Lines of data
━━━━

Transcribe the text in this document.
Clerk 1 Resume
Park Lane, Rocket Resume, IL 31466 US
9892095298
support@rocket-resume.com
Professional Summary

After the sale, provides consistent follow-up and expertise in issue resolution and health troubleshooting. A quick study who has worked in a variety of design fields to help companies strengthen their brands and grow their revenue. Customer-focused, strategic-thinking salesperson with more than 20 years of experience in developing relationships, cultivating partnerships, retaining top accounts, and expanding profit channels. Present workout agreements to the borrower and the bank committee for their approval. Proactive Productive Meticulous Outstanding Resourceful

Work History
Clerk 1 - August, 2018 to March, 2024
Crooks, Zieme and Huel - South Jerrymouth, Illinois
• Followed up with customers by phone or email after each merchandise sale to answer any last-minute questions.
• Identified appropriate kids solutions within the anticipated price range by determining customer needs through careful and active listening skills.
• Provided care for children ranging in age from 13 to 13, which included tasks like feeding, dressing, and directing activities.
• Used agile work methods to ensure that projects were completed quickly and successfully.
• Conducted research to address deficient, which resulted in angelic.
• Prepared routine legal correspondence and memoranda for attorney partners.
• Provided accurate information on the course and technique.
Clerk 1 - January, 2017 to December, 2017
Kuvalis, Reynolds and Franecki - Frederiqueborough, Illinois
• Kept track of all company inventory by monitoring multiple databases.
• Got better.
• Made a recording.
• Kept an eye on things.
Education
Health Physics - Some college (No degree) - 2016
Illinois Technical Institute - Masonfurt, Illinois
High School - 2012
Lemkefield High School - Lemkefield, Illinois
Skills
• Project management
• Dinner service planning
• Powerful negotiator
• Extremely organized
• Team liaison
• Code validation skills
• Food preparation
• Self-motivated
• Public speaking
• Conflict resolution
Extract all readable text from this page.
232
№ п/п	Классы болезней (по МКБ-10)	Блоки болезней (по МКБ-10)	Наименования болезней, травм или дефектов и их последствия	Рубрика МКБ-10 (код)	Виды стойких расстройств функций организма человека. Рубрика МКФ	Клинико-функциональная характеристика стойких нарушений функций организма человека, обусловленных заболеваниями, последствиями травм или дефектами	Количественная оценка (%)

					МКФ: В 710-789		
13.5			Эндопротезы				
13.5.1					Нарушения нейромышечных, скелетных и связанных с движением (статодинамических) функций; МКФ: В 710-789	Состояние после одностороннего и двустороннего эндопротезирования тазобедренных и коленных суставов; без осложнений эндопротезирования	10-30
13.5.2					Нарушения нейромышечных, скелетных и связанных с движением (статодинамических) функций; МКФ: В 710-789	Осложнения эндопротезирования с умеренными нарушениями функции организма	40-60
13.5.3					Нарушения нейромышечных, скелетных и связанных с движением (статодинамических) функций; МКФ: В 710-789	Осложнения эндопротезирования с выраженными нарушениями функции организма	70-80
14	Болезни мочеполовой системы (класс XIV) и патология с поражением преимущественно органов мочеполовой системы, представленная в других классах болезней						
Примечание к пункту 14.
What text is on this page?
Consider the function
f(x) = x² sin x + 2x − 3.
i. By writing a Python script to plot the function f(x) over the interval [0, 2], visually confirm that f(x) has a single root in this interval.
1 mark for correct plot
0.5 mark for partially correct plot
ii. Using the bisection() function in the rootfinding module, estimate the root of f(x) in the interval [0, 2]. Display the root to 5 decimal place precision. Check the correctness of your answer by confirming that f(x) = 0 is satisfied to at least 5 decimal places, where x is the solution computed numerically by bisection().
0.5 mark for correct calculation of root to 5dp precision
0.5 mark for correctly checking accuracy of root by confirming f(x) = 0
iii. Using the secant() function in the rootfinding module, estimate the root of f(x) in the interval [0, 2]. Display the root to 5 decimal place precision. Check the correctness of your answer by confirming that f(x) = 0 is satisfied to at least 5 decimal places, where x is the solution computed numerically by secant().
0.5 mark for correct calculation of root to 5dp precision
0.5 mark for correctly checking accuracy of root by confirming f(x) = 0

━━━━

Task statement => Pick out each line above that includes "from" and show it.

Final result =>
• Provided care for children ranging in age from 13 to 13, which included tasks like feeding, dressing, and directing activities.
Extract all readable text from this page.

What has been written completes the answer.